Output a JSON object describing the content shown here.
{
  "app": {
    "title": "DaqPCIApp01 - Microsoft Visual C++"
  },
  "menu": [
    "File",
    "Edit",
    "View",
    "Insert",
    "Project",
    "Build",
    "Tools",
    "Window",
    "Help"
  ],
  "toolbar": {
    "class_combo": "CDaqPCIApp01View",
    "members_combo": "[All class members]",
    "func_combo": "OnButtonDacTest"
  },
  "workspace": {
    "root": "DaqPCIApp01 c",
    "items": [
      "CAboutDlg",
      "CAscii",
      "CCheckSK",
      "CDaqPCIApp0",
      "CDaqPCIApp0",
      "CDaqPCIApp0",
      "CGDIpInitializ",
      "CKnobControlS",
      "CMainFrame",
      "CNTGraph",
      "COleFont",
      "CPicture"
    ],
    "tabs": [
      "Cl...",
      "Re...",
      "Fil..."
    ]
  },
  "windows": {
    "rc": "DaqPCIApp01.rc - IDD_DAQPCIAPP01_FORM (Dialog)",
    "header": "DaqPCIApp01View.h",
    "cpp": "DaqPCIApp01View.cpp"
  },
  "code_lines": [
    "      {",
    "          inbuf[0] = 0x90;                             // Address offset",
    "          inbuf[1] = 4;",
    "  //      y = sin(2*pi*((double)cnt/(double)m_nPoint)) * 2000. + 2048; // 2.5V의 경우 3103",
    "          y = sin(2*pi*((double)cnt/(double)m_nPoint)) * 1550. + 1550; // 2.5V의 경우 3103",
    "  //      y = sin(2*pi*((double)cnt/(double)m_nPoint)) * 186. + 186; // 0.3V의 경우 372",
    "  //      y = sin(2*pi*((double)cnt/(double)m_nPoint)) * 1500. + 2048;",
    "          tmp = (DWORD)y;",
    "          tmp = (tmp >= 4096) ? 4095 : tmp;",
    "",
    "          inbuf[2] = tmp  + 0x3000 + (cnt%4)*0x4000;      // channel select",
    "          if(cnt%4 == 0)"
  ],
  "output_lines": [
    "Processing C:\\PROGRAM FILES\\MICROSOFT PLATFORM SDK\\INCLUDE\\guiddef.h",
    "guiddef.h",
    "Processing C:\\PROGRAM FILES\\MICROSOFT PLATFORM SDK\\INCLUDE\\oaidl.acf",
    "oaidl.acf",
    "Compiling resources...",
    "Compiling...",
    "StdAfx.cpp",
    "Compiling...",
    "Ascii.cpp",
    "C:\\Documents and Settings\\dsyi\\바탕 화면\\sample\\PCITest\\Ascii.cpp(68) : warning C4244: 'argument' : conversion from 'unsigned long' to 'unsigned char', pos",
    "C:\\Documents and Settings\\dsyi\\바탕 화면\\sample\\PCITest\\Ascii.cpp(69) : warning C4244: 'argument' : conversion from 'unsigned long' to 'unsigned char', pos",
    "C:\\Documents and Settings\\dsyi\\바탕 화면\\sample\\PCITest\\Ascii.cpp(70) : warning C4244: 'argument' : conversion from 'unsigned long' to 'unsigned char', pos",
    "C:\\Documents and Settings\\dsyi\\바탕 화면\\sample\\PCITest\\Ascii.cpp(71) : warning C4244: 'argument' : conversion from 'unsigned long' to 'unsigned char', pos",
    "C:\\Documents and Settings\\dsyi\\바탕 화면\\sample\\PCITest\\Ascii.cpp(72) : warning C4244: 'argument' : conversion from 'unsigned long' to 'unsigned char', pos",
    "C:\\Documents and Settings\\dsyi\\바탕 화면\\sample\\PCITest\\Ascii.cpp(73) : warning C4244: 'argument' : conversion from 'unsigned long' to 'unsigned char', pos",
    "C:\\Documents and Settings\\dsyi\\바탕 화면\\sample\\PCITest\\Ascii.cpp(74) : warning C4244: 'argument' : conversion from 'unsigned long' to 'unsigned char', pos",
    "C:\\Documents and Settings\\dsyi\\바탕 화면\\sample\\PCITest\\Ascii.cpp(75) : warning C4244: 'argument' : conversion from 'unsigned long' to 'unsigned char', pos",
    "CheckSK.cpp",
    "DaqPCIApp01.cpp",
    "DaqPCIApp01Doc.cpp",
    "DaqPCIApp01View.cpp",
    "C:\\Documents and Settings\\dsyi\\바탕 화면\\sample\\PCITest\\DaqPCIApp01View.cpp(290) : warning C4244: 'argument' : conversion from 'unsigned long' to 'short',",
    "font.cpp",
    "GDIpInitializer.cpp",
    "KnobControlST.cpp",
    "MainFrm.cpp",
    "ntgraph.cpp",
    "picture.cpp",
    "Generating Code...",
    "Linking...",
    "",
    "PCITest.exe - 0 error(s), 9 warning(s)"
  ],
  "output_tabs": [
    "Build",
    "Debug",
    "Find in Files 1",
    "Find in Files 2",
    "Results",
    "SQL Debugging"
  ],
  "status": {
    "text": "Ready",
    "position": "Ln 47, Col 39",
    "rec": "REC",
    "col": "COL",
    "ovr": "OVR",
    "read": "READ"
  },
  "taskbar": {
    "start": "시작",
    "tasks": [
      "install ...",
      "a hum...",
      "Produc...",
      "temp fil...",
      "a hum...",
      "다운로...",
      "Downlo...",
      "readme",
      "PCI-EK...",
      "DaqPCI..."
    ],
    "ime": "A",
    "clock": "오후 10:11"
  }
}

━━━━━━━━━━━━━━━━━━━━━━━━━━━━━━

[DIRECTIVE]: Go through the records and pull out each line that includes the word "PLATFORM".

[WRITTEN SOLUTION]:
    "Processing C:\\PROGRAM FILES\\MICROSOFT PLATFORM SDK\\INCLUDE\\guiddef.h",
    "Processing C:\\PROGRAM FILES\\MICROSOFT PLATFORM SDK\\INCLUDE\\oaidl.acf",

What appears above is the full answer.